Write out the listing in full, matching it word for word.

════════

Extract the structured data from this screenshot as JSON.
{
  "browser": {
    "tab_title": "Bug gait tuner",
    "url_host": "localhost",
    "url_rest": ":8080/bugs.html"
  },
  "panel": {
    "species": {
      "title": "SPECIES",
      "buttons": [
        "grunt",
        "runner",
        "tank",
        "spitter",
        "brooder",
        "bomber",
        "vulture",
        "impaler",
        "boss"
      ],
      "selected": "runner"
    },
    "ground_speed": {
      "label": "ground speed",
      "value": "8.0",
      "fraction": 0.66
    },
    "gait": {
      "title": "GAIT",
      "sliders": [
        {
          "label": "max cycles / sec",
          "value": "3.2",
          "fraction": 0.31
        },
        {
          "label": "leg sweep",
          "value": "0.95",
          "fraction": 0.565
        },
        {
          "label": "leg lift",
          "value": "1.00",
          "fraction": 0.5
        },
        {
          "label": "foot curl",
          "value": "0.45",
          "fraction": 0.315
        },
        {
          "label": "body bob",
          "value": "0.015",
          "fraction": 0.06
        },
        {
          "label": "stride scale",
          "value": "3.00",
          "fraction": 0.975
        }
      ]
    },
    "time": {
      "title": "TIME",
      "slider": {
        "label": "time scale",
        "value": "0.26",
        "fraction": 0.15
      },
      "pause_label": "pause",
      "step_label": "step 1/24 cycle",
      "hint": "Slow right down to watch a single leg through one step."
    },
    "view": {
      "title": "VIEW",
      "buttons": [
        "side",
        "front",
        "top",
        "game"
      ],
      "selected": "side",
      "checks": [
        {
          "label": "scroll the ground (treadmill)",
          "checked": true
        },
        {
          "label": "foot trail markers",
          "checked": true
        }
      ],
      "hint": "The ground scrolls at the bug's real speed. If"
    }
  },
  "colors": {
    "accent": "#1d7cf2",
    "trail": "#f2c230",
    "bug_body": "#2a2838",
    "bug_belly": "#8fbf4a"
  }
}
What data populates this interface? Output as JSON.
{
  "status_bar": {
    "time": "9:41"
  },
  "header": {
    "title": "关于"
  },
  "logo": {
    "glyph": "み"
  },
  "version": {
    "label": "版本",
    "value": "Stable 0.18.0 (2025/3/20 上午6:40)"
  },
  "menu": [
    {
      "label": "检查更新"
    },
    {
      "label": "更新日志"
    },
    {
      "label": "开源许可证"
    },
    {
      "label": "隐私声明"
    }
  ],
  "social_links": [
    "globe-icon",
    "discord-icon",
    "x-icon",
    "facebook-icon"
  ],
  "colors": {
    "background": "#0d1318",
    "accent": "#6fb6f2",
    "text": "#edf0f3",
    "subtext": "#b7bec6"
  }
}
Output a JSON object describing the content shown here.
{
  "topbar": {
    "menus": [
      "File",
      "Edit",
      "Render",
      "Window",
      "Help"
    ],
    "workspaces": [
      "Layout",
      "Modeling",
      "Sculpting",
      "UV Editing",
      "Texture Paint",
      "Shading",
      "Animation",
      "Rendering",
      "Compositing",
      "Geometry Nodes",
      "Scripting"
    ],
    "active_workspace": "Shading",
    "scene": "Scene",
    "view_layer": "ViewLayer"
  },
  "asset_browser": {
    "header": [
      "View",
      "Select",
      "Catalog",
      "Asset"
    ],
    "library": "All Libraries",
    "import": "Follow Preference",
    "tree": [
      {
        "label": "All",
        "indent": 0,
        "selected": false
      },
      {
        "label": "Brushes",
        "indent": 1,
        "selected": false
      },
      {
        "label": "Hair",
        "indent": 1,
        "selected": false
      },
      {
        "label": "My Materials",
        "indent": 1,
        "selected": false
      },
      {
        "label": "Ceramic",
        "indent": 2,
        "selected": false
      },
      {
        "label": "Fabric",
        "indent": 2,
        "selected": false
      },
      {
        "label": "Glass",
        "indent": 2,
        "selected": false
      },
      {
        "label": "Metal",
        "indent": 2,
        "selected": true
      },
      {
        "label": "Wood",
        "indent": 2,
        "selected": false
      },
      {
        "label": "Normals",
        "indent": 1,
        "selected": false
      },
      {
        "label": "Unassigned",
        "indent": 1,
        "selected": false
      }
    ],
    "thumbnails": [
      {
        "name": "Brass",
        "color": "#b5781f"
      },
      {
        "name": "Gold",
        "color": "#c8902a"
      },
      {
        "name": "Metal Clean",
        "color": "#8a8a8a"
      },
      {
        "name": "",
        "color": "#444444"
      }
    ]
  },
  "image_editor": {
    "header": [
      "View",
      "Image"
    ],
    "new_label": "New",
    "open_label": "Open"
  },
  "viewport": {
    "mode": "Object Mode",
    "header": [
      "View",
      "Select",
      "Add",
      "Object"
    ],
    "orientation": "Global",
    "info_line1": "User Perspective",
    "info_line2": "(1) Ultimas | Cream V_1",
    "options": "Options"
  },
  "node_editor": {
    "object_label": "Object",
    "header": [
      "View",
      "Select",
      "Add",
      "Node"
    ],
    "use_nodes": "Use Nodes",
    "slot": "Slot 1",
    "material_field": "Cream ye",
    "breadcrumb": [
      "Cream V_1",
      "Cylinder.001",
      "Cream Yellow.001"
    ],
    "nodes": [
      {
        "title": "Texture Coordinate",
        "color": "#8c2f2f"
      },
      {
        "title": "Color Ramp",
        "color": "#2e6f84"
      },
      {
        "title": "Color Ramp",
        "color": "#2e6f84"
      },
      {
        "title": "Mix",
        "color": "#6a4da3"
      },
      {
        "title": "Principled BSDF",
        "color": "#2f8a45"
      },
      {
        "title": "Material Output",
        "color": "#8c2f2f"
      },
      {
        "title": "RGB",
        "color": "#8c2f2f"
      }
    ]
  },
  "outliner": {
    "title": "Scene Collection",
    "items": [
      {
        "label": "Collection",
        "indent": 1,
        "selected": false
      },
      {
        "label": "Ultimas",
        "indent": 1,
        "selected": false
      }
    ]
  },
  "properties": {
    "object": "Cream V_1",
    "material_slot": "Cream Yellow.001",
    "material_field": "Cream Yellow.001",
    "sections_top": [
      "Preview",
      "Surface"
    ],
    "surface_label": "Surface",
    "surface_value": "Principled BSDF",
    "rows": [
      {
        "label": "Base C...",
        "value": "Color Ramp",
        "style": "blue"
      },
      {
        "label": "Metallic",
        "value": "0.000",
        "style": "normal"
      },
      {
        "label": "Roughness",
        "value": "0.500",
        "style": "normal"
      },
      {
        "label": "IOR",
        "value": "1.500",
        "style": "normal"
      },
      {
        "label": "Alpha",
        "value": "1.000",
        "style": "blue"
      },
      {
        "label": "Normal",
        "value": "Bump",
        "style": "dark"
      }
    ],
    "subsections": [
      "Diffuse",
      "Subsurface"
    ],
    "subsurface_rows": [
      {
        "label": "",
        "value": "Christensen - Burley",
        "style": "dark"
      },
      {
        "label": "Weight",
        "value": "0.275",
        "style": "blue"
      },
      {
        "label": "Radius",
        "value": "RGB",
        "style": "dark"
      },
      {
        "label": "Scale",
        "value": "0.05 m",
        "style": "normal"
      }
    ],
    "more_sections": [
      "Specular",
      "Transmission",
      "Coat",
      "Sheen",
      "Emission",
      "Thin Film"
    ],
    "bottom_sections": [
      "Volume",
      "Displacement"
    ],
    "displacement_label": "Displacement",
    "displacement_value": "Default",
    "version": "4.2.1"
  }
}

════════

» **OUTPUT OF THE EXERCISE**:
Extract the structured data from this screenshot as JSON.
{
  "browser": {
    "tab_title": "Bug gait tuner",
    "url_host": "localhost",
    "url_rest": ":8080/bugs.html"
  },
  "panel": {
    "species": {
      "title": "SPECIES",
      "buttons": [
        "grunt",
        "runner",
        "tank",
        "spitter",
        "brooder",
        "bomber",
        "vulture",
        "impaler",
        "boss"
      ],
      "selected": "runner"
    },
    "ground_speed": {
      "label": "ground speed",
      "value": "8.0",
      "fraction": 0.66
    },
    "gait": {
      "title": "GAIT",
      "sliders": [
        {
          "label": "max cycles / sec",
          "value": "3.2",
          "fraction": 0.31
        },
        {
          "label": "leg sweep",
          "value": "0.95",
          "fraction": 0.565
        },
        {
          "label": "leg lift",
          "value": "1.00",
          "fraction": 0.5
        },
        {
          "label": "foot curl",
          "value": "0.45",
          "fraction": 0.315
        },
        {
          "label": "body bob",
          "value": "0.015",
          "fraction": 0.06
        },
        {
          "label": "stride scale",
          "value": "3.00",
          "fraction": 0.975
        }
      ]
    },
    "time": {
      "title": "TIME",
      "slider": {
        "label": "time scale",
        "value": "0.26",
        "fraction": 0.15
      },
      "pause_label": "pause",
      "step_label": "step 1/24 cycle",
      "hint": "Slow right down to watch a single leg through one step."
    },
    "view": {
      "title": "VIEW",
      "buttons": [
        "side",
        "front",
        "top",
        "game"
      ],
      "selected": "side",
      "checks": [
        {
          "label": "scroll the ground (treadmill)",
          "checked": true
        },
        {
          "label": "foot trail markers",
          "checked": true
        }
      ],
      "hint": "The ground scrolls at the bug's real speed. If"
    }
  },
  "colors": {
    "accent": "#1d7cf2",
    "trail": "#f2c230",
    "bug_body": "#2a2838",
    "bug_belly": "#8fbf4a"
  }
}
What data populates this interface? Output as JSON.
{
  "status_bar": {
    "time": "9:41"
  },
  "header": {
    "title": "关于"
  },
  "logo": {
    "glyph": "み"
  },
  "version": {
    "label": "版本",
    "value": "Stable 0.18.0 (2025/3/20 上午6:40)"
  },
  "menu": [
    {
      "label": "检查更新"
    },
    {
      "label": "更新日志"
    },
    {
      "label": "开源许可证"
    },
    {
      "label": "隐私声明"
    }
  ],
  "social_links": [
    "globe-icon",
    "discord-icon",
    "x-icon",
    "facebook-icon"
  ],
  "colors": {
    "background": "#0d1318",
    "accent": "#6fb6f2",
    "text": "#edf0f3",
    "subtext": "#b7bec6"
  }
}
Output a JSON object describing the content shown here.
{
  "topbar": {
    "menus": [
      "File",
      "Edit",
      "Render",
      "Window",
      "Help"
    ],
    "workspaces": [
      "Layout",
      "Modeling",
      "Sculpting",
      "UV Editing",
      "Texture Paint",
      "Shading",
      "Animation",
      "Rendering",
      "Compositing",
      "Geometry Nodes",
      "Scripting"
    ],
    "active_workspace": "Shading",
    "scene": "Scene",
    "view_layer": "ViewLayer"
  },
  "asset_browser": {
    "header": [
      "View",
      "Select",
      "Catalog",
      "Asset"
    ],
    "library": "All Libraries",
    "import": "Follow Preference",
    "tree": [
      {
        "label": "All",
        "indent": 0,
        "selected": false
      },
      {
        "label": "Brushes",
        "indent": 1,
        "selected": false
      },
      {
        "label": "Hair",
        "indent": 1,
        "selected": false
      },
      {
        "label": "My Materials",
        "indent": 1,
        "selected": false
      },
      {
        "label": "Ceramic",
        "indent": 2,
        "selected": false
      },
      {
        "label": "Fabric",
        "indent": 2,
        "selected": false
      },
      {
        "label": "Glass",
        "indent": 2,
        "selected": false
      },
      {
        "label": "Metal",
        "indent": 2,
        "selected": true
      },
      {
        "label": "Wood",
        "indent": 2,
        "selected": false
      },
      {
        "label": "Normals",
        "indent": 1,
        "selected": false
      },
      {
        "label": "Unassigned",
        "indent": 1,
        "selected": false
      }
    ],
    "thumbnails": [
      {
        "name": "Brass",
        "color": "#b5781f"
      },
      {
        "name": "Gold",
        "color": "#c8902a"
      },
      {
        "name": "Metal Clean",
        "color": "#8a8a8a"
      },
      {
        "name": "",
        "color": "#444444"
      }
    ]
  },
  "image_editor": {
    "header": [
      "View",
      "Image"
    ],
    "new_label": "New",
    "open_label": "Open"
  },
  "viewport": {
    "mode": "Object Mode",
    "header": [
      "View",
      "Select",
      "Add",
      "Object"
    ],
    "orientation": "Global",
    "info_line1": "User Perspective",
    "info_line2": "(1) Ultimas | Cream V_1",
    "options": "Options"
  },
  "node_editor": {
    "object_label": "Object",
    "header": [
      "View",
      "Select",
      "Add",
      "Node"
    ],
    "use_nodes": "Use Nodes",
    "slot": "Slot 1",
    "material_field": "Cream ye",
    "breadcrumb": [
      "Cream V_1",
      "Cylinder.001",
      "Cream Yellow.001"
    ],
    "nodes": [
      {
        "title": "Texture Coordinate",
        "color": "#8c2f2f"
      },
      {
        "title": "Color Ramp",
        "color": "#2e6f84"
      },
      {
        "title": "Color Ramp",
        "color": "#2e6f84"
      },
      {
        "title": "Mix",
        "color": "#6a4da3"
      },
      {
        "title": "Principled BSDF",
        "color": "#2f8a45"
      },
      {
        "title": "Material Output",
        "color": "#8c2f2f"
      },
      {
        "title": "RGB",
        "color": "#8c2f2f"
      }
    ]
  },
  "outliner": {
    "title": "Scene Collection",
    "items": [
      {
        "label": "Collection",
        "indent": 1,
        "selected": false
      },
      {
        "label": "Ultimas",
        "indent": 1,
        "selected": false
      }
    ]
  },
  "properties": {
    "object": "Cream V_1",
    "material_slot": "Cream Yellow.001",
    "material_field": "Cream Yellow.001",
    "sections_top": [
      "Preview",
      "Surface"
    ],
    "surface_label": "Surface",
    "surface_value": "Principled BSDF",
    "rows": [
      {
        "label": "Base C...",
        "value": "Color Ramp",
        "style": "blue"
      },
      {
        "label": "Metallic",
        "value": "0.000",
        "style": "normal"
      },
      {
        "label": "Roughness",
        "value": "0.500",
        "style": "normal"
      },
      {
        "label": "IOR",
        "value": "1.500",
        "style": "normal"
      },
      {
        "label": "Alpha",
        "value": "1.000",
        "style": "blue"
      },
      {
        "label": "Normal",
        "value": "Bump",
        "style": "dark"
      }
    ],
    "subsections": [
      "Diffuse",
      "Subsurface"
    ],
    "subsurface_rows": [
      {
        "label": "",
        "value": "Christensen - Burley",
        "style": "dark"
      },
      {
        "label": "Weight",
        "value": "0.275",
        "style": "blue"
      },
      {
        "label": "Radius",
        "value": "RGB",
        "style": "dark"
      },
      {
        "label": "Scale",
        "value": "0.05 m",
        "style": "normal"
      }
    ],
    "more_sections": [
      "Specular",
      "Transmission",
      "Coat",
      "Sheen",
      "Emission",
      "Thin Film"
    ],
    "bottom_sections": [
      "Volume",
      "Displacement"
    ],
    "displacement_label": "Displacement",
    "displacement_value": "Default",
    "version": "4.2.1"
  }
}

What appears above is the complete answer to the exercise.